* [Exercise directions]: Transcribe all of the material exactly, except for its pictures.

[Dataset items]
········

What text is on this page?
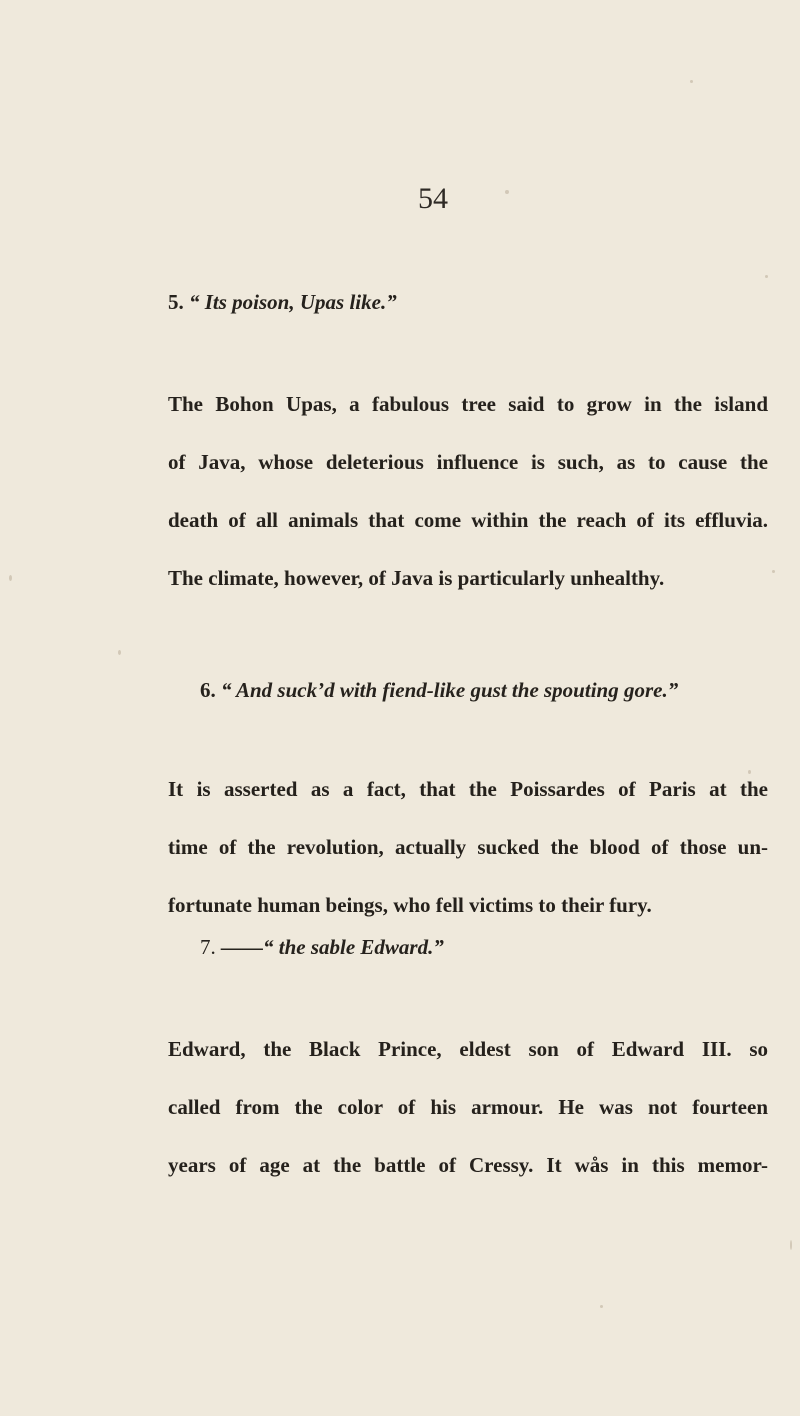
54
5. “ Its poison, Upas like.”
The Bohon Upas, a fabulous tree said to grow in the island
of Java, whose deleterious influence is such, as to cause the
death of all animals that come within the reach of its effluvia.
The climate, however, of Java is particularly unhealthy.
6. “ And suck’d with fiend-like gust the spouting gore.”
It is asserted as a fact, that the Poissardes of Paris at the
time of the revolution, actually sucked the blood of those un-
fortunate human beings, who fell victims to their fury.
7. ——“ the sable Edward.”
Edward, the Black Prince, eldest son of Edward III. so
called from the color of his armour. He was not fourteen
years of age at the battle of Cressy. It wås in this memor-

········

* [The solution]:
What text is on this page?
54
5. “ Its poison, Upas like.”
The Bohon Upas, a fabulous tree said to grow in the island
of Java, whose deleterious influence is such, as to cause the
death of all animals that come within the reach of its effluvia.
The climate, however, of Java is particularly unhealthy.
6. “ And suck’d with fiend-like gust the spouting gore.”
It is asserted as a fact, that the Poissardes of Paris at the
time of the revolution, actually sucked the blood of those un-
fortunate human beings, who fell victims to their fury.
7. ——“ the sable Edward.”
Edward, the Black Prince, eldest son of Edward III. so
called from the color of his armour. He was not fourteen
years of age at the battle of Cressy. It wås in this memor-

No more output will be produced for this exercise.